TASK TO CARRY OUT | Retype every entry in its entirety, without alteration.
## START ENTRIES SUPPLIED
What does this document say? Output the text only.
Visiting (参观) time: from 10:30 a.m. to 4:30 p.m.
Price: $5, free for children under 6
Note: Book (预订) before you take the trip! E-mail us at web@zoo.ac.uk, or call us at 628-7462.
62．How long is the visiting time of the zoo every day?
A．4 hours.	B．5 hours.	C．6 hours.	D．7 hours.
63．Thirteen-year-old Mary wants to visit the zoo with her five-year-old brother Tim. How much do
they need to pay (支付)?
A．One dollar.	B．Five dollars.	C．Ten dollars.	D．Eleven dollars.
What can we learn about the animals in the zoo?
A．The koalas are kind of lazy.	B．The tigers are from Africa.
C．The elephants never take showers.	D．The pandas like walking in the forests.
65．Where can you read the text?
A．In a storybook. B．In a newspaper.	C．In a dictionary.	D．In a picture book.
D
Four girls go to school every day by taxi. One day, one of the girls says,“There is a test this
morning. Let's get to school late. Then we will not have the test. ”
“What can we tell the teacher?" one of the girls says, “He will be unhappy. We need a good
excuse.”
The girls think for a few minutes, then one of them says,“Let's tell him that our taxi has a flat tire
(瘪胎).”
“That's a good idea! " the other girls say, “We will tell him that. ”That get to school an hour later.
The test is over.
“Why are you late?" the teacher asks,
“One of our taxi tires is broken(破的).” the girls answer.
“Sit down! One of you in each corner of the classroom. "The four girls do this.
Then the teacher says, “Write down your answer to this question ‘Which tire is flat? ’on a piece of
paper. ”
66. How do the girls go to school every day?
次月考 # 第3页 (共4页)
## END ENTRIES SUPPLIED
RESPONSE TO THE TASK |
What does this document say? Output the text only.
Visiting (参观) time: from 10:30 a.m. to 4:30 p.m.
Price: $5, free for children under 6
Note: Book (预订) before you take the trip! E-mail us at web@zoo.ac.uk, or call us at 628-7462.
62．How long is the visiting time of the zoo every day?
A．4 hours.	B．5 hours.	C．6 hours.	D．7 hours.
63．Thirteen-year-old Mary wants to visit the zoo with her five-year-old brother Tim. How much do
they need to pay (支付)?
A．One dollar.	B．Five dollars.	C．Ten dollars.	D．Eleven dollars.
What can we learn about the animals in the zoo?
A．The koalas are kind of lazy.	B．The tigers are from Africa.
C．The elephants never take showers.	D．The pandas like walking in the forests.
65．Where can you read the text?
A．In a storybook. B．In a newspaper.	C．In a dictionary.	D．In a picture book.
D
Four girls go to school every day by taxi. One day, one of the girls says,“There is a test this
morning. Let's get to school late. Then we will not have the test. ”
“What can we tell the teacher?" one of the girls says, “He will be unhappy. We need a good
excuse.”
The girls think for a few minutes, then one of them says,“Let's tell him that our taxi has a flat tire
(瘪胎).”
“That's a good idea! " the other girls say, “We will tell him that. ”That get to school an hour later.
The test is over.
“Why are you late?" the teacher asks,
“One of our taxi tires is broken(破的).” the girls answer.
“Sit down! One of you in each corner of the classroom. "The four girls do this.
Then the teacher says, “Write down your answer to this question ‘Which tire is flat? ’on a piece of
paper. ”
66. How do the girls go to school every day?
次月考 # 第3页 (共4页)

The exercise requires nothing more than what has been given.